WHAT IS NEEDED: In the listing below, find every line with the string "economics" and pull it out.

RECORDS FOR PROCESSING:

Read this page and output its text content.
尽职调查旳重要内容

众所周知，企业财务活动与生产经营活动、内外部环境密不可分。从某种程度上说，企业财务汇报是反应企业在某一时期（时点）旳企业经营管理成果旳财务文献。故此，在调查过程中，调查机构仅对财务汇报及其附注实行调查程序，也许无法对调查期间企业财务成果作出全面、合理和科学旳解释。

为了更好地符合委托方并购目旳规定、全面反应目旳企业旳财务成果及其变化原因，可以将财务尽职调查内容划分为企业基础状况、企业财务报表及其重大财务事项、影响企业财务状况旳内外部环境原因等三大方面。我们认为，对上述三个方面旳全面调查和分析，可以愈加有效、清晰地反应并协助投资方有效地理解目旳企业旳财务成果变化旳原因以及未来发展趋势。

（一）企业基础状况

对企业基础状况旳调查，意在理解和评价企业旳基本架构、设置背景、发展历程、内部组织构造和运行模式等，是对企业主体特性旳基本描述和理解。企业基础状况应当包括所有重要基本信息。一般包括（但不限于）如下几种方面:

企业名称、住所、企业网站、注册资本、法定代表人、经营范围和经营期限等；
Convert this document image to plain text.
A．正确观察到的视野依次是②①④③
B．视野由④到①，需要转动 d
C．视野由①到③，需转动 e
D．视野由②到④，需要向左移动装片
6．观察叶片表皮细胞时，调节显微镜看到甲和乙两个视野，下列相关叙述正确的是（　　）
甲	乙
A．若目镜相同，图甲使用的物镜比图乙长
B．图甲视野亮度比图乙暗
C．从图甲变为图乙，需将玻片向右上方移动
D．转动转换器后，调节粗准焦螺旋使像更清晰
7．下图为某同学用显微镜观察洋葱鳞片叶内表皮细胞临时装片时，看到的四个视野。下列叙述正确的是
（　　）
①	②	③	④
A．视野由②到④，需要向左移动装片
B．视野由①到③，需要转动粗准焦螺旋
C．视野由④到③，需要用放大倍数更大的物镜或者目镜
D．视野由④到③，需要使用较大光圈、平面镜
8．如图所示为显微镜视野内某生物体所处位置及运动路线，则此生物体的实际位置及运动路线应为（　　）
...
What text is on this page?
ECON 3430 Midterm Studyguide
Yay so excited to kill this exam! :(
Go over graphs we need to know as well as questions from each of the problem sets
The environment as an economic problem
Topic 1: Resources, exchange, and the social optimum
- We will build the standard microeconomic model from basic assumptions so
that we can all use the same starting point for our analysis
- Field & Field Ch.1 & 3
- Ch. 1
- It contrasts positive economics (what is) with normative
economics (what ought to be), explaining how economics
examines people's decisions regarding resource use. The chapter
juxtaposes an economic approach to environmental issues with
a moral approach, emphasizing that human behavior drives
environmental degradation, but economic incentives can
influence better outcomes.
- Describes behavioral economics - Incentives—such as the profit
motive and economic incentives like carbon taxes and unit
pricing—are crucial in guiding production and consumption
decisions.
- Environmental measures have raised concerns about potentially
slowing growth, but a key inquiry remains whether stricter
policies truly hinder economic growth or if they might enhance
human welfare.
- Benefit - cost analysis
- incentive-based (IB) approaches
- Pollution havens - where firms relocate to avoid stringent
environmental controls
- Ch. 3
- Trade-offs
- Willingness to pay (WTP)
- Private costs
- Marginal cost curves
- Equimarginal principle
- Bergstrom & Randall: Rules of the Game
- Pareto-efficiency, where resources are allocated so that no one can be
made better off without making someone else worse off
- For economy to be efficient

OUTPUT BELOW:
- It contrasts positive economics (what is) with normative
economics (what ought to be), explaining how economics
- Describes behavioral economics - Incentives—such as the profit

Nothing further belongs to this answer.